Material |
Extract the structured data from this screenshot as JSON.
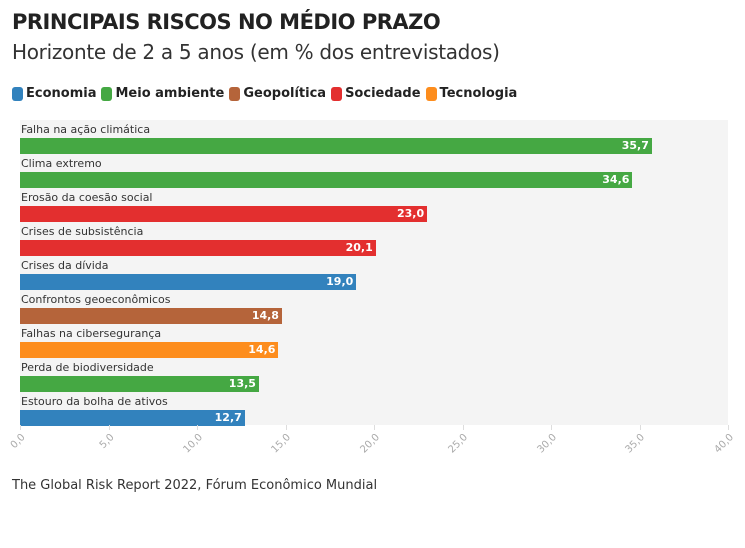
{
  "chart_data": {
    "type": "bar",
    "orientation": "horizontal",
    "title": "PRINCIPAIS RISCOS NO MÉDIO PRAZO",
    "subtitle": "Horizonte de 2 a 5 anos (em % dos entrevistados)",
    "legend": [
      {
        "name": "Economia",
        "color": "#3282bd"
      },
      {
        "name": "Meio ambiente",
        "color": "#45a843"
      },
      {
        "name": "Geopolítica",
        "color": "#b5643a"
      },
      {
        "name": "Sociedade",
        "color": "#e32f2f"
      },
      {
        "name": "Tecnologia",
        "color": "#fd8d1d"
      }
    ],
    "categories": [
      "Falha na ação climática",
      "Clima extremo",
      "Erosão da coesão social",
      "Crises de subsistência",
      "Crises da dívida",
      "Confrontos geoeconômicos",
      "Falhas na cibersegurança",
      "Perda de biodiversidade",
      "Estouro da bolha de ativos"
    ],
    "values": [
      35.7,
      34.6,
      23.0,
      20.1,
      19.0,
      14.8,
      14.6,
      13.5,
      12.7
    ],
    "value_labels": [
      "35,7",
      "34,6",
      "23,0",
      "20,1",
      "19,0",
      "14,8",
      "14,6",
      "13,5",
      "12,7"
    ],
    "groups": [
      "Meio ambiente",
      "Meio ambiente",
      "Sociedade",
      "Sociedade",
      "Economia",
      "Geopolítica",
      "Tecnologia",
      "Meio ambiente",
      "Economia"
    ],
    "xlim": [
      0,
      40
    ],
    "xticks": [
      "0,0",
      "5,0",
      "10,0",
      "15,0",
      "20,0",
      "25,0",
      "30,0",
      "35,0",
      "40,0"
    ],
    "source": "The Global Risk Report 2022, Fórum Econômico Mundial"
  }
}
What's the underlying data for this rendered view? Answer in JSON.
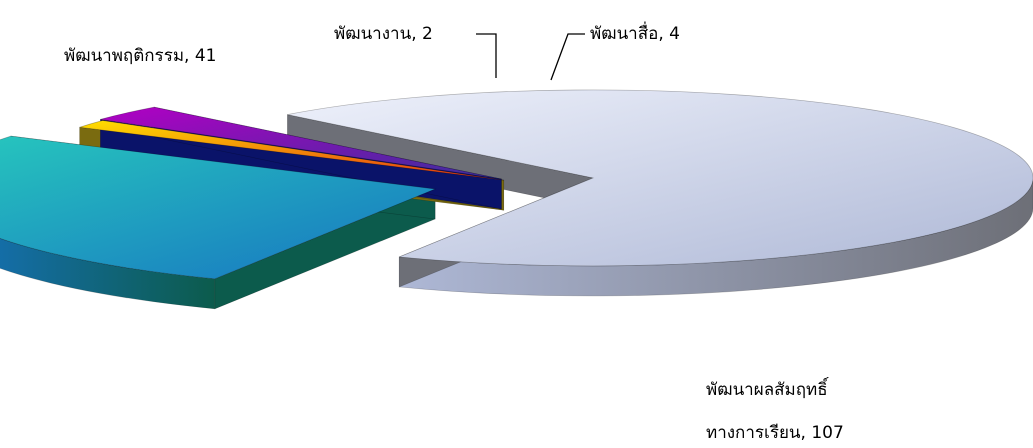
{
  "chart_data": {
    "type": "pie",
    "three_d": true,
    "exploded": true,
    "title": "",
    "slices": [
      {
        "label": "พัฒนาผลสัมฤทธิ์ ทางการเรียน",
        "label_lines": [
          "พัฒนาผลสัมฤทธิ์",
          "ทางการเรียน, 107"
        ],
        "value": 107,
        "colors": [
          "#eef1fb",
          "#aeb8d6",
          "#6d6f77"
        ]
      },
      {
        "label": "พัฒนาพฤติกรรม",
        "label_lines": [
          "พัฒนาพฤติกรรม, 41"
        ],
        "value": 41,
        "colors": [
          "#27c9bd",
          "#1773c2",
          "#0c5b4c"
        ]
      },
      {
        "label": "พัฒนางาน",
        "label_lines": [
          "พัฒนางาน, 2"
        ],
        "value": 2,
        "colors": [
          "#ffe000",
          "#e42f13",
          "#7a6b10"
        ]
      },
      {
        "label": "พัฒนาสื่อ",
        "label_lines": [
          "พัฒนาสื่อ, 4"
        ],
        "value": 4,
        "colors": [
          "#b200c4",
          "#3b2f9c",
          "#0a1369"
        ]
      }
    ]
  }
}
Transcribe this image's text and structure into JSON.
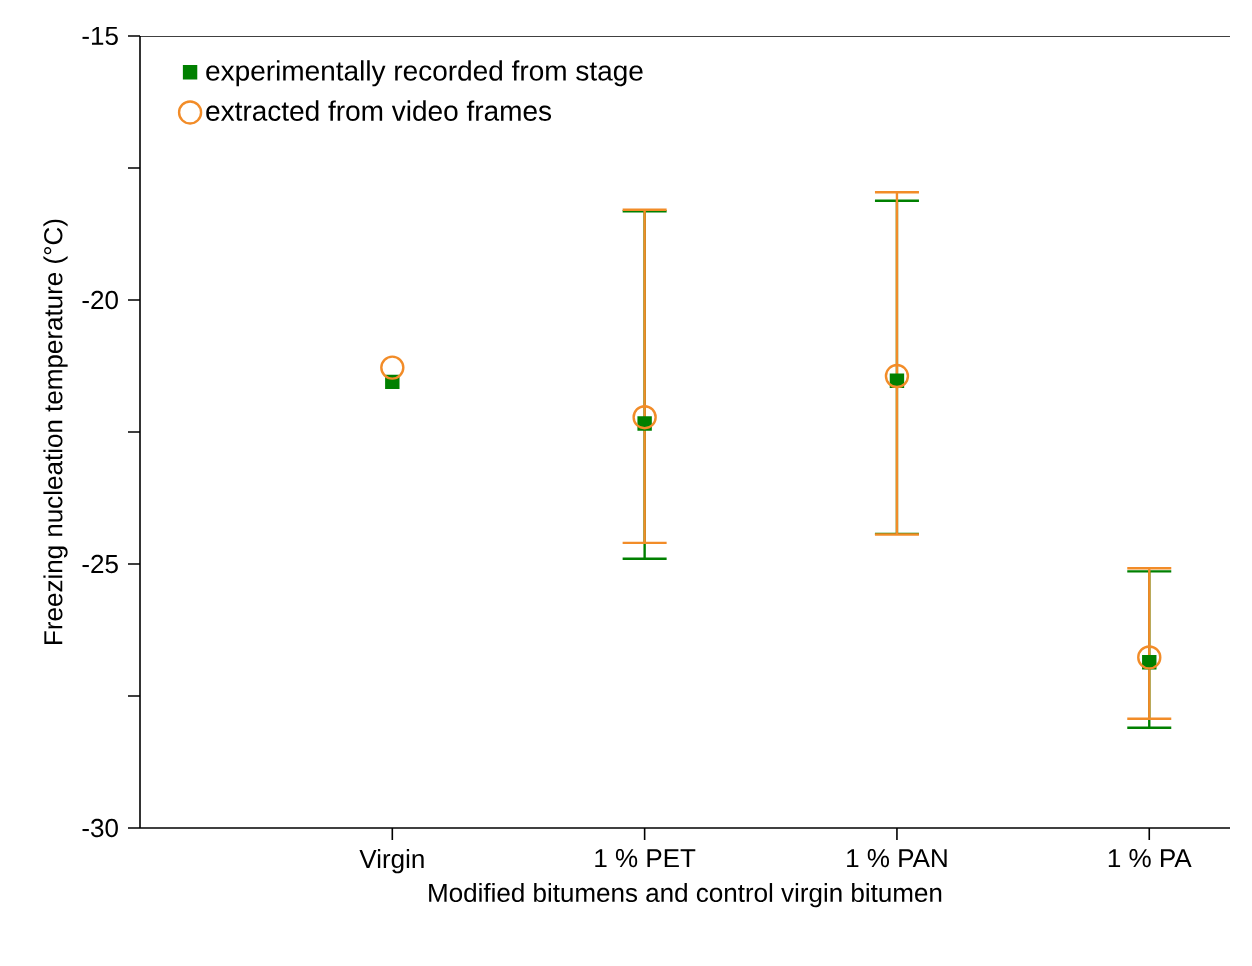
{
  "chart_data": {
    "type": "scatter",
    "xlabel": "Modified bitumens and control virgin bitumen",
    "ylabel": "Freezing nucleation temperature (°C)",
    "categories": [
      "Virgin",
      "1 % PET",
      "1 % PAN",
      "1 % PA"
    ],
    "ylim": [
      -30,
      -15
    ],
    "yticks": [
      -30,
      {
        "value": -27.5,
        "label": null
      },
      -25,
      {
        "value": -22.5,
        "label": null
      },
      -20,
      {
        "value": -17.5,
        "label": null
      },
      -15
    ],
    "legend": "top left",
    "grid": false,
    "series": [
      {
        "name": "experimentally recorded from stage",
        "color": "#008000",
        "marker": "square",
        "values": [
          -21.55,
          -22.34,
          -21.53,
          -26.86
        ],
        "errors": [
          null,
          [
            -24.9,
            -18.32
          ],
          [
            -24.43,
            -18.12
          ],
          [
            -28.1,
            -25.14
          ]
        ]
      },
      {
        "name": "extracted from video frames",
        "color": "#f28c28",
        "marker": "circle",
        "values": [
          -21.28,
          -22.22,
          -21.44,
          -26.77
        ],
        "errors": [
          null,
          [
            -24.6,
            -18.29
          ],
          [
            -24.44,
            -17.96
          ],
          [
            -27.93,
            -25.08
          ]
        ]
      }
    ]
  }
}
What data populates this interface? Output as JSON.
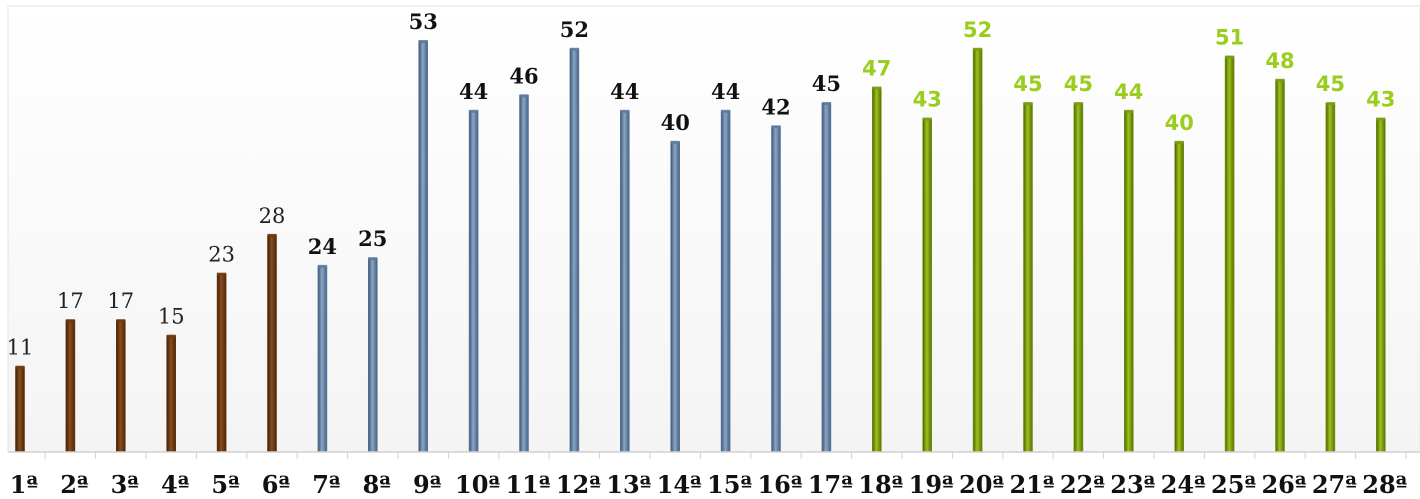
{
  "chart_data": {
    "type": "bar",
    "categories": [
      "1ª",
      "2ª",
      "3ª",
      "4ª",
      "5ª",
      "6ª",
      "7ª",
      "8ª",
      "9ª",
      "10ª",
      "11ª",
      "12ª",
      "13ª",
      "14ª",
      "15ª",
      "16ª",
      "17ª",
      "18ª",
      "19ª",
      "20ª",
      "21ª",
      "22ª",
      "23ª",
      "24ª",
      "25ª",
      "26ª",
      "27ª",
      "28ª"
    ],
    "values": [
      11,
      17,
      17,
      15,
      23,
      28,
      24,
      25,
      53,
      44,
      46,
      52,
      44,
      40,
      44,
      42,
      45,
      47,
      43,
      52,
      45,
      45,
      44,
      40,
      51,
      48,
      45,
      43
    ],
    "groups": [
      {
        "from": 0,
        "to": 5,
        "color": "#6b3a12",
        "label_color": "#222222",
        "label_weight": "normal"
      },
      {
        "from": 6,
        "to": 16,
        "color": "#5d7a9c",
        "label_color": "#111111",
        "label_weight": "bold"
      },
      {
        "from": 17,
        "to": 27,
        "color": "#7a9a10",
        "label_color": "#9acd1e",
        "label_weight": "bold"
      }
    ],
    "ylim": [
      0,
      57
    ],
    "grid": false,
    "legend": "none"
  }
}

Directions | Without including any picture, repeat the data exactly.

Final answer |
Extract the structured data from this screenshot as JSON.
{
  "chart_data": {
    "type": "bar",
    "orientation": "horizontal",
    "title": "PRINCIPAIS RISCOS NO MÉDIO PRAZO",
    "subtitle": "Horizonte de 2 a 5 anos (em % dos entrevistados)",
    "legend": [
      {
        "name": "Economia",
        "color": "#3282bd"
      },
      {
        "name": "Meio ambiente",
        "color": "#45a843"
      },
      {
        "name": "Geopolítica",
        "color": "#b5643a"
      },
      {
        "name": "Sociedade",
        "color": "#e32f2f"
      },
      {
        "name": "Tecnologia",
        "color": "#fd8d1d"
      }
    ],
    "categories": [
      "Falha na ação climática",
      "Clima extremo",
      "Erosão da coesão social",
      "Crises de subsistência",
      "Crises da dívida",
      "Confrontos geoeconômicos",
      "Falhas na cibersegurança",
      "Perda de biodiversidade",
      "Estouro da bolha de ativos"
    ],
    "values": [
      35.7,
      34.6,
      23.0,
      20.1,
      19.0,
      14.8,
      14.6,
      13.5,
      12.7
    ],
    "value_labels": [
      "35,7",
      "34,6",
      "23,0",
      "20,1",
      "19,0",
      "14,8",
      "14,6",
      "13,5",
      "12,7"
    ],
    "groups": [
      "Meio ambiente",
      "Meio ambiente",
      "Sociedade",
      "Sociedade",
      "Economia",
      "Geopolítica",
      "Tecnologia",
      "Meio ambiente",
      "Economia"
    ],
    "xlim": [
      0,
      40
    ],
    "xticks": [
      "0,0",
      "5,0",
      "10,0",
      "15,0",
      "20,0",
      "25,0",
      "30,0",
      "35,0",
      "40,0"
    ],
    "source": "The Global Risk Report 2022, Fórum Econômico Mundial"
  }
}
What's the underlying data for this rendered view? Answer in JSON.
{
  "chart_data": {
    "type": "pie",
    "three_d": true,
    "exploded": true,
    "title": "",
    "slices": [
      {
        "label": "พัฒนาผลสัมฤทธิ์ ทางการเรียน",
        "label_lines": [
          "พัฒนาผลสัมฤทธิ์",
          "ทางการเรียน, 107"
        ],
        "value": 107,
        "colors": [
          "#eef1fb",
          "#aeb8d6",
          "#6d6f77"
        ]
      },
      {
        "label": "พัฒนาพฤติกรรม",
        "label_lines": [
          "พัฒนาพฤติกรรม, 41"
        ],
        "value": 41,
        "colors": [
          "#27c9bd",
          "#1773c2",
          "#0c5b4c"
        ]
      },
      {
        "label": "พัฒนางาน",
        "label_lines": [
          "พัฒนางาน, 2"
        ],
        "value": 2,
        "colors": [
          "#ffe000",
          "#e42f13",
          "#7a6b10"
        ]
      },
      {
        "label": "พัฒนาสื่อ",
        "label_lines": [
          "พัฒนาสื่อ, 4"
        ],
        "value": 4,
        "colors": [
          "#b200c4",
          "#3b2f9c",
          "#0a1369"
        ]
      }
    ]
  }
}
Transcribe this image's text and structure into JSON.
{
  "chart_data": {
    "type": "scatter",
    "xlabel": "Modified bitumens and control virgin bitumen",
    "ylabel": "Freezing nucleation temperature (°C)",
    "categories": [
      "Virgin",
      "1 % PET",
      "1 % PAN",
      "1 % PA"
    ],
    "ylim": [
      -30,
      -15
    ],
    "yticks": [
      -30,
      {
        "value": -27.5,
        "label": null
      },
      -25,
      {
        "value": -22.5,
        "label": null
      },
      -20,
      {
        "value": -17.5,
        "label": null
      },
      -15
    ],
    "legend": "top left",
    "grid": false,
    "series": [
      {
        "name": "experimentally recorded from stage",
        "color": "#008000",
        "marker": "square",
        "values": [
          -21.55,
          -22.34,
          -21.53,
          -26.86
        ],
        "errors": [
          null,
          [
            -24.9,
            -18.32
          ],
          [
            -24.43,
            -18.12
          ],
          [
            -28.1,
            -25.14
          ]
        ]
      },
      {
        "name": "extracted from video frames",
        "color": "#f28c28",
        "marker": "circle",
        "values": [
          -21.28,
          -22.22,
          -21.44,
          -26.77
        ],
        "errors": [
          null,
          [
            -24.6,
            -18.29
          ],
          [
            -24.44,
            -17.96
          ],
          [
            -27.93,
            -25.08
          ]
        ]
      }
    ]
  }
}
What data populates this interface? Output as JSON.
{
  "chart_data": {
    "type": "bar",
    "categories": [
      "1ª",
      "2ª",
      "3ª",
      "4ª",
      "5ª",
      "6ª",
      "7ª",
      "8ª",
      "9ª",
      "10ª",
      "11ª",
      "12ª",
      "13ª",
      "14ª",
      "15ª",
      "16ª",
      "17ª",
      "18ª",
      "19ª",
      "20ª",
      "21ª",
      "22ª",
      "23ª",
      "24ª",
      "25ª",
      "26ª",
      "27ª",
      "28ª"
    ],
    "values": [
      11,
      17,
      17,
      15,
      23,
      28,
      24,
      25,
      53,
      44,
      46,
      52,
      44,
      40,
      44,
      42,
      45,
      47,
      43,
      52,
      45,
      45,
      44,
      40,
      51,
      48,
      45,
      43
    ],
    "groups": [
      {
        "from": 0,
        "to": 5,
        "color": "#6b3a12",
        "label_color": "#222222",
        "label_weight": "normal"
      },
      {
        "from": 6,
        "to": 16,
        "color": "#5d7a9c",
        "label_color": "#111111",
        "label_weight": "bold"
      },
      {
        "from": 17,
        "to": 27,
        "color": "#7a9a10",
        "label_color": "#9acd1e",
        "label_weight": "bold"
      }
    ],
    "ylim": [
      0,
      57
    ],
    "grid": false,
    "legend": "none"
  }
}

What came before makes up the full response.